To be done
From the entries below, copy every line that holds the word "Parameter".

Records about charts and figures
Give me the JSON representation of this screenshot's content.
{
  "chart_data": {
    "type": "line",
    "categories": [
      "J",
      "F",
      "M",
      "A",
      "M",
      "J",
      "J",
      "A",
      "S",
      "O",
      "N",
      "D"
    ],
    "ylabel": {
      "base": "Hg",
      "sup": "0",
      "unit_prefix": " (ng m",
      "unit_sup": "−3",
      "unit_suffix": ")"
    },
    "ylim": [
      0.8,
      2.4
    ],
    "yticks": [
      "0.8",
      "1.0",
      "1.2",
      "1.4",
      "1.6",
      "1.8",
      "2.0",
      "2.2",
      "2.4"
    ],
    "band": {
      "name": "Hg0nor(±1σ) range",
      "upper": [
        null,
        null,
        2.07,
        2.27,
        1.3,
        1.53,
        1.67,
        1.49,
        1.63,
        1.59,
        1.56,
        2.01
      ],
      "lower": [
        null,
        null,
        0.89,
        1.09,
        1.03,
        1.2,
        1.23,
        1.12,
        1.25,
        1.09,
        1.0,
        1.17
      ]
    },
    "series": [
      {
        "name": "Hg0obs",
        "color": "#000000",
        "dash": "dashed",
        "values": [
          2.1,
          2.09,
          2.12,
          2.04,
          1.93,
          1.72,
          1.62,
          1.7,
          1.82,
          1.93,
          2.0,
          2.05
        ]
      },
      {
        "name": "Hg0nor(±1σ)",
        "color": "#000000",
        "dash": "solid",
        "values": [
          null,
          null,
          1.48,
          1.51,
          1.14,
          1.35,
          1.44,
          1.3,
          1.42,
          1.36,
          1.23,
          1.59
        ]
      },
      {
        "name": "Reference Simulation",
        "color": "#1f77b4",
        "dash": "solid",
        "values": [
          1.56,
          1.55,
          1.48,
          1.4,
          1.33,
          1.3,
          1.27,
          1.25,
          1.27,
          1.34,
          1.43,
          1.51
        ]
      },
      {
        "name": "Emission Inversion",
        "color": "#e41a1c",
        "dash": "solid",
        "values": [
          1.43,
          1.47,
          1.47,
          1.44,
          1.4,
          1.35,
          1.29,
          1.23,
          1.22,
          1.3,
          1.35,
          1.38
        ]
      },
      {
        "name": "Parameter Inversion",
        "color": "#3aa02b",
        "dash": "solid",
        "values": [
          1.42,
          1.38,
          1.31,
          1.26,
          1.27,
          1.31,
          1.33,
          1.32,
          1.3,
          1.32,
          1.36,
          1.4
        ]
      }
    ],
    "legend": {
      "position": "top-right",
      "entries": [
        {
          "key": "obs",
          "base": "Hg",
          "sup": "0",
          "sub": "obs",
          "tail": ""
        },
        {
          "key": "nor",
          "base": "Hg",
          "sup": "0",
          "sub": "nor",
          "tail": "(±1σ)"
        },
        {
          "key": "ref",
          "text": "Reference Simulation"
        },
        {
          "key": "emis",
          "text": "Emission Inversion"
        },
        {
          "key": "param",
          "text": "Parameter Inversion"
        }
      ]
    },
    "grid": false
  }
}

* * *

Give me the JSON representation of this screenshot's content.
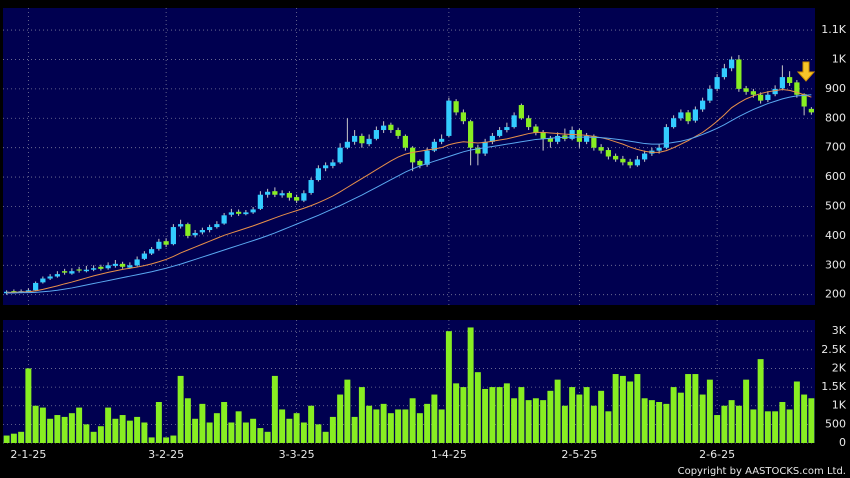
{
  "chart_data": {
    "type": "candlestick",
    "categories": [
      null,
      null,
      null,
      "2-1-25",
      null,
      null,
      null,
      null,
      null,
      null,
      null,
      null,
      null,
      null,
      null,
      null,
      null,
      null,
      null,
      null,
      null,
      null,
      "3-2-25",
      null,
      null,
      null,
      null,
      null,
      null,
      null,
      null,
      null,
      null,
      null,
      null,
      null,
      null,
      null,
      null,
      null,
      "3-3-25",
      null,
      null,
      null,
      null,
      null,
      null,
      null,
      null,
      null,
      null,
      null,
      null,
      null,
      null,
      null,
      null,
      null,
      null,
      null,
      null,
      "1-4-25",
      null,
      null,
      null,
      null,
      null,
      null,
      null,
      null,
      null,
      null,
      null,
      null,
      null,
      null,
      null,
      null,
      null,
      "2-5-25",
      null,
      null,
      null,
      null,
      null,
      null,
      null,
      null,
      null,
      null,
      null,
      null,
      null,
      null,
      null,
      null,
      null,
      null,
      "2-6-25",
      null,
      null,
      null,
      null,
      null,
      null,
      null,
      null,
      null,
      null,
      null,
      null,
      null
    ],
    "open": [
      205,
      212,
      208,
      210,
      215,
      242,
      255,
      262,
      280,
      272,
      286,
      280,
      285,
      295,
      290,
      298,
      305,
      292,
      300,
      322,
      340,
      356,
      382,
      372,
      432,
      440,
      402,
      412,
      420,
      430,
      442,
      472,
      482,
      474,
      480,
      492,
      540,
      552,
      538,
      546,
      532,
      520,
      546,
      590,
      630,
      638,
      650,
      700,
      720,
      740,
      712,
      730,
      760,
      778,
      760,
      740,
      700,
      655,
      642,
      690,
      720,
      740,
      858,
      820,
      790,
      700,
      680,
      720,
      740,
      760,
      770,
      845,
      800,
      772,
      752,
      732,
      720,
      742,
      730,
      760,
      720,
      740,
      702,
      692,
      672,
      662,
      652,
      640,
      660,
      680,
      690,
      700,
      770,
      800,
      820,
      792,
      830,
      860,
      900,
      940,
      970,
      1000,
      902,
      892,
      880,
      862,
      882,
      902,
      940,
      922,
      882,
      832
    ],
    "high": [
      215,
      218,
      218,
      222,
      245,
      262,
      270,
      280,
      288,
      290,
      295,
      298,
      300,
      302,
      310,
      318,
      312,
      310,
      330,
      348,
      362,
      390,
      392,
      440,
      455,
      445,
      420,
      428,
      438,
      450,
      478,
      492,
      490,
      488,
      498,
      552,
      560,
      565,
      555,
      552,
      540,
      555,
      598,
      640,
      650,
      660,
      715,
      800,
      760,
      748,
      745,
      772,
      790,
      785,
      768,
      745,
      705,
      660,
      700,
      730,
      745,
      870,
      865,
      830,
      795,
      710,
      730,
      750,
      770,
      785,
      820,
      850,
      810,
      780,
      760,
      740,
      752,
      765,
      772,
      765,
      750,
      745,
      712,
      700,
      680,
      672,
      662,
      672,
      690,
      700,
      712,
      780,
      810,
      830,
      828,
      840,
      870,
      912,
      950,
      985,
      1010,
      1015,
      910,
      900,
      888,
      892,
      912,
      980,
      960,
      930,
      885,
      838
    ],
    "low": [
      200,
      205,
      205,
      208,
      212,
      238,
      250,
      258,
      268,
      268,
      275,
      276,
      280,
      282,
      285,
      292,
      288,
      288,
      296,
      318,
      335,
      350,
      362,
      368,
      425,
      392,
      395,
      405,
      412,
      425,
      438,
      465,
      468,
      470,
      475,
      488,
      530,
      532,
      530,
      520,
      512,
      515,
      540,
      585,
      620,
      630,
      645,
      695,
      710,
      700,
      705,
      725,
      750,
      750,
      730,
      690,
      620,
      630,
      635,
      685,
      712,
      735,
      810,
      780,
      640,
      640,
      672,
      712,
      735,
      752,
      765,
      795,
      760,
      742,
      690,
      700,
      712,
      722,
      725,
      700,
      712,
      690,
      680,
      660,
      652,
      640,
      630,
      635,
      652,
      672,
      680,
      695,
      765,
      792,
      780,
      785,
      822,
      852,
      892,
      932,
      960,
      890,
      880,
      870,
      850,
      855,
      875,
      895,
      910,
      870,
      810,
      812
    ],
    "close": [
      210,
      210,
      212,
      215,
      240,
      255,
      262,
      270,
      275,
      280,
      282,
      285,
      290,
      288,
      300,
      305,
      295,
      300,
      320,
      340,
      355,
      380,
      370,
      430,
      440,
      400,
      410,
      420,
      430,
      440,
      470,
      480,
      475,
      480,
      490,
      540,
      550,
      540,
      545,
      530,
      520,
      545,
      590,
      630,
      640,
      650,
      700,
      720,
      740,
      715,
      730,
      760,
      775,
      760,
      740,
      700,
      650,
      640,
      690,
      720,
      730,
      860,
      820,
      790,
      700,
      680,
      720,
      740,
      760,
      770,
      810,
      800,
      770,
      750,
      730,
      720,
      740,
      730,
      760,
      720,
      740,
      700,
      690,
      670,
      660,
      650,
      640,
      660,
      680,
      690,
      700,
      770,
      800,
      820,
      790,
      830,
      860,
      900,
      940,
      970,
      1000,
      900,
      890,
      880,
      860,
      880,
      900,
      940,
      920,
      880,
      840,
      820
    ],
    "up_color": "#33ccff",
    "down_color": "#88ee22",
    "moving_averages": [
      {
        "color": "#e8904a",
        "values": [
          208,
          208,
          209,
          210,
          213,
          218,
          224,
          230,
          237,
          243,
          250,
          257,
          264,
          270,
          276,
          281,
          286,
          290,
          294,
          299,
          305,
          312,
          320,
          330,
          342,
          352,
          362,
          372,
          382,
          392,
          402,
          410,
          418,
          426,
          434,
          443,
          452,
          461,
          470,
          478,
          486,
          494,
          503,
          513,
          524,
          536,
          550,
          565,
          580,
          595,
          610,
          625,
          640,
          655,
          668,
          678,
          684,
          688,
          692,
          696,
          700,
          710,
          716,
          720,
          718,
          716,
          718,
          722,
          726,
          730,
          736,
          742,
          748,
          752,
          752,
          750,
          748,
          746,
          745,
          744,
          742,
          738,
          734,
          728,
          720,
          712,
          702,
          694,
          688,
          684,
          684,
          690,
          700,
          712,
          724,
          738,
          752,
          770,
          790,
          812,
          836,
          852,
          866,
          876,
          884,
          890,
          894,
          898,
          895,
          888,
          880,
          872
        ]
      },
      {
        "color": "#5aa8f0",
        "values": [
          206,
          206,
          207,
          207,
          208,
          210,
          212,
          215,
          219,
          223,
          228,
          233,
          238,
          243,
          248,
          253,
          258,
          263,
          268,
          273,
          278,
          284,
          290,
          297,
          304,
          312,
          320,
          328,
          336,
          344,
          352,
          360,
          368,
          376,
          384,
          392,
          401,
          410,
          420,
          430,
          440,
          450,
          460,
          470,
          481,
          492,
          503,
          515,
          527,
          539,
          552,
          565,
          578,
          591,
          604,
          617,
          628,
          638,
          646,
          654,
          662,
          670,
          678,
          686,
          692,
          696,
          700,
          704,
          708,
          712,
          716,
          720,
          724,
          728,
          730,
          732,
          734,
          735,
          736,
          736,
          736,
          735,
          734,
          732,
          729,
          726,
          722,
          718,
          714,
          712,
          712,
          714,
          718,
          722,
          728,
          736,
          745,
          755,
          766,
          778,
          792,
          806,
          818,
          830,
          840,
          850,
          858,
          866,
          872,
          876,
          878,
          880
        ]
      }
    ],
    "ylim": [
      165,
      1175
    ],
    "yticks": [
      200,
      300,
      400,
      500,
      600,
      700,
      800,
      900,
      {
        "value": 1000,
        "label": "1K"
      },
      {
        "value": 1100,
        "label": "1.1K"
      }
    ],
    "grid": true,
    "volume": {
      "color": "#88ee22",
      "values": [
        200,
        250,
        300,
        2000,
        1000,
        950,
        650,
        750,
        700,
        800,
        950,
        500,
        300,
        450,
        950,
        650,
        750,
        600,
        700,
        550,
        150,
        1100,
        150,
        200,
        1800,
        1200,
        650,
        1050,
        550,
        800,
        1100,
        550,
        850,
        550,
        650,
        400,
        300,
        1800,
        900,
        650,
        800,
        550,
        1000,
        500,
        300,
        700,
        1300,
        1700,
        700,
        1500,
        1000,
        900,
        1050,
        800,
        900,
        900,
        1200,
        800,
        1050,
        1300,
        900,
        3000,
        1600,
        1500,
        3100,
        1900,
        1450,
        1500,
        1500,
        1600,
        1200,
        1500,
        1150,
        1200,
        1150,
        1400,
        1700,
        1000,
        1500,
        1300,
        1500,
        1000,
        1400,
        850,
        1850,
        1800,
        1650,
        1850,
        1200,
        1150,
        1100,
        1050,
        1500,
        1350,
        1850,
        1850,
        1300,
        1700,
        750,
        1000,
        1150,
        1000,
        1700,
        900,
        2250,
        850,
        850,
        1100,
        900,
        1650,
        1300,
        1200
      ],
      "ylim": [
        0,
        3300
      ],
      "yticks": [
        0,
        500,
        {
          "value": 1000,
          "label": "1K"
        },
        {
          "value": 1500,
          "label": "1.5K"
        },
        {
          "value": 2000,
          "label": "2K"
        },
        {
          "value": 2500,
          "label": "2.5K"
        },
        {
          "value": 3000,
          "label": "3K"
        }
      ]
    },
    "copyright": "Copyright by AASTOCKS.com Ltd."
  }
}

Response for this exercise
        "name": "Parameter Inversion",
          "text": "Parameter Inversion"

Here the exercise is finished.